Task instructions –
Reproduce the full listing that appears beneath this instruction exactly.

Provided entries –

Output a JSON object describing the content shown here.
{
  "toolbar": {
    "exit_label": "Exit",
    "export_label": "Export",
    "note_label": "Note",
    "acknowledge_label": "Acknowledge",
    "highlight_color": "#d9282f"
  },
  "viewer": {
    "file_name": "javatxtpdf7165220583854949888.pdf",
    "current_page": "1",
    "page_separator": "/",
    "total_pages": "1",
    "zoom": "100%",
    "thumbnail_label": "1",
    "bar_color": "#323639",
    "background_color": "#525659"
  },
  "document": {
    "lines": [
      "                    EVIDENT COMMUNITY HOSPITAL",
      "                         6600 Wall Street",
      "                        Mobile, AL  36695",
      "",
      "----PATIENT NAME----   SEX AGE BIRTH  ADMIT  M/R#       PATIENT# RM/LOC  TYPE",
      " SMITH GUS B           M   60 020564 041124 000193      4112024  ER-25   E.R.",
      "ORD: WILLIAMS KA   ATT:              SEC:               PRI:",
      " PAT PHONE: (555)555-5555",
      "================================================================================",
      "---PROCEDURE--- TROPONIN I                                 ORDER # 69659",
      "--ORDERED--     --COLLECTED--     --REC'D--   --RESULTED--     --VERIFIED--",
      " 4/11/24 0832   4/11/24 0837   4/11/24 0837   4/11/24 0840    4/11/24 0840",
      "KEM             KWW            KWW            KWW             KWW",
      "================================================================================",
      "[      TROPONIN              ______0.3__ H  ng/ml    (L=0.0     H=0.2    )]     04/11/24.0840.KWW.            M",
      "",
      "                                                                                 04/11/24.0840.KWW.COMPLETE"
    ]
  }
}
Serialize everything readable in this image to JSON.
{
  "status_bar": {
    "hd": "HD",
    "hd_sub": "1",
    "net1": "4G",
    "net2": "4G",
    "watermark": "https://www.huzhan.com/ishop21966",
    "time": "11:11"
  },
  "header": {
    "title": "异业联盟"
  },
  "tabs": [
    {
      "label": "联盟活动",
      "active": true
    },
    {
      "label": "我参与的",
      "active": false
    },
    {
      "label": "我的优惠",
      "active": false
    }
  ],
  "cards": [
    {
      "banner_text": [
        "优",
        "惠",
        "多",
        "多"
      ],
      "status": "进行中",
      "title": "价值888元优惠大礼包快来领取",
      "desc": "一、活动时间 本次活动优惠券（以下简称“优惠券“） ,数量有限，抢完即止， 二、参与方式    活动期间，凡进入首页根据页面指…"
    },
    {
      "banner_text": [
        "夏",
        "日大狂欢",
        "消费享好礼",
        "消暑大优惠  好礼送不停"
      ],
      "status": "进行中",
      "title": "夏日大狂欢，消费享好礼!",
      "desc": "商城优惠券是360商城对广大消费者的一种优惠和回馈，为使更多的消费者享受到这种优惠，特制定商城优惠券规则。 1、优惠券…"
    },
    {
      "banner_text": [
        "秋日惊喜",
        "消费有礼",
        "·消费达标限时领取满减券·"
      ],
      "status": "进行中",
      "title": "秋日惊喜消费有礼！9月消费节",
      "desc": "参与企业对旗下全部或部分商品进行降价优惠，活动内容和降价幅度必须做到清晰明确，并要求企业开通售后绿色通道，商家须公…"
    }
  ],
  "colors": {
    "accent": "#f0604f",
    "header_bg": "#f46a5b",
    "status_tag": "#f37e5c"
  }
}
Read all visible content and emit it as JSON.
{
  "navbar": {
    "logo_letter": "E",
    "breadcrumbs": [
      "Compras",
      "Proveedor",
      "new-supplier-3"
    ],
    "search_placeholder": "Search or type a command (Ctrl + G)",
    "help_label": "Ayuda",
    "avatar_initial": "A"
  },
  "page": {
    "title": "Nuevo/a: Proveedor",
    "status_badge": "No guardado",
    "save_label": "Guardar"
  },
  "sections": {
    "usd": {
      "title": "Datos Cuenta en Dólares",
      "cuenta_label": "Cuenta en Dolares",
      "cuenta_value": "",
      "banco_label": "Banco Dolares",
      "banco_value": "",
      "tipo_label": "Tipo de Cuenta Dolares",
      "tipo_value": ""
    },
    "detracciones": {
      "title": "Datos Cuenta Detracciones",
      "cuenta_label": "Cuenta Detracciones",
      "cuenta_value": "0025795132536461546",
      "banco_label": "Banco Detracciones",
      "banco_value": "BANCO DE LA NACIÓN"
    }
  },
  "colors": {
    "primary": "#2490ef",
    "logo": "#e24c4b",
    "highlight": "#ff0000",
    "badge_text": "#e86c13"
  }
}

Answer –
Output a JSON object describing the content shown here.
{
  "toolbar": {
    "exit_label": "Exit",
    "export_label": "Export",
    "note_label": "Note",
    "acknowledge_label": "Acknowledge",
    "highlight_color": "#d9282f"
  },
  "viewer": {
    "file_name": "javatxtpdf7165220583854949888.pdf",
    "current_page": "1",
    "page_separator": "/",
    "total_pages": "1",
    "zoom": "100%",
    "thumbnail_label": "1",
    "bar_color": "#323639",
    "background_color": "#525659"
  },
  "document": {
    "lines": [
      "                    EVIDENT COMMUNITY HOSPITAL",
      "                         6600 Wall Street",
      "                        Mobile, AL  36695",
      "",
      "----PATIENT NAME----   SEX AGE BIRTH  ADMIT  M/R#       PATIENT# RM/LOC  TYPE",
      " SMITH GUS B           M   60 020564 041124 000193      4112024  ER-25   E.R.",
      "ORD: WILLIAMS KA   ATT:              SEC:               PRI:",
      " PAT PHONE: (555)555-5555",
      "================================================================================",
      "---PROCEDURE--- TROPONIN I                                 ORDER # 69659",
      "--ORDERED--     --COLLECTED--     --REC'D--   --RESULTED--     --VERIFIED--",
      " 4/11/24 0832   4/11/24 0837   4/11/24 0837   4/11/24 0840    4/11/24 0840",
      "KEM             KWW            KWW            KWW             KWW",
      "================================================================================",
      "[      TROPONIN              ______0.3__ H  ng/ml    (L=0.0     H=0.2    )]     04/11/24.0840.KWW.            M",
      "",
      "                                                                                 04/11/24.0840.KWW.COMPLETE"
    ]
  }
}
Serialize everything readable in this image to JSON.
{
  "status_bar": {
    "hd": "HD",
    "hd_sub": "1",
    "net1": "4G",
    "net2": "4G",
    "watermark": "https://www.huzhan.com/ishop21966",
    "time": "11:11"
  },
  "header": {
    "title": "异业联盟"
  },
  "tabs": [
    {
      "label": "联盟活动",
      "active": true
    },
    {
      "label": "我参与的",
      "active": false
    },
    {
      "label": "我的优惠",
      "active": false
    }
  ],
  "cards": [
    {
      "banner_text": [
        "优",
        "惠",
        "多",
        "多"
      ],
      "status": "进行中",
      "title": "价值888元优惠大礼包快来领取",
      "desc": "一、活动时间 本次活动优惠券（以下简称“优惠券“） ,数量有限，抢完即止， 二、参与方式    活动期间，凡进入首页根据页面指…"
    },
    {
      "banner_text": [
        "夏",
        "日大狂欢",
        "消费享好礼",
        "消暑大优惠  好礼送不停"
      ],
      "status": "进行中",
      "title": "夏日大狂欢，消费享好礼!",
      "desc": "商城优惠券是360商城对广大消费者的一种优惠和回馈，为使更多的消费者享受到这种优惠，特制定商城优惠券规则。 1、优惠券…"
    },
    {
      "banner_text": [
        "秋日惊喜",
        "消费有礼",
        "·消费达标限时领取满减券·"
      ],
      "status": "进行中",
      "title": "秋日惊喜消费有礼！9月消费节",
      "desc": "参与企业对旗下全部或部分商品进行降价优惠，活动内容和降价幅度必须做到清晰明确，并要求企业开通售后绿色通道，商家须公…"
    }
  ],
  "colors": {
    "accent": "#f0604f",
    "header_bg": "#f46a5b",
    "status_tag": "#f37e5c"
  }
}
Read all visible content and emit it as JSON.
{
  "navbar": {
    "logo_letter": "E",
    "breadcrumbs": [
      "Compras",
      "Proveedor",
      "new-supplier-3"
    ],
    "search_placeholder": "Search or type a command (Ctrl + G)",
    "help_label": "Ayuda",
    "avatar_initial": "A"
  },
  "page": {
    "title": "Nuevo/a: Proveedor",
    "status_badge": "No guardado",
    "save_label": "Guardar"
  },
  "sections": {
    "usd": {
      "title": "Datos Cuenta en Dólares",
      "cuenta_label": "Cuenta en Dolares",
      "cuenta_value": "",
      "banco_label": "Banco Dolares",
      "banco_value": "",
      "tipo_label": "Tipo de Cuenta Dolares",
      "tipo_value": ""
    },
    "detracciones": {
      "title": "Datos Cuenta Detracciones",
      "cuenta_label": "Cuenta Detracciones",
      "cuenta_value": "0025795132536461546",
      "banco_label": "Banco Detracciones",
      "banco_value": "BANCO DE LA NACIÓN"
    }
  },
  "colors": {
    "primary": "#2490ef",
    "logo": "#e24c4b",
    "highlight": "#ff0000",
    "badge_text": "#e86c13"
  }
}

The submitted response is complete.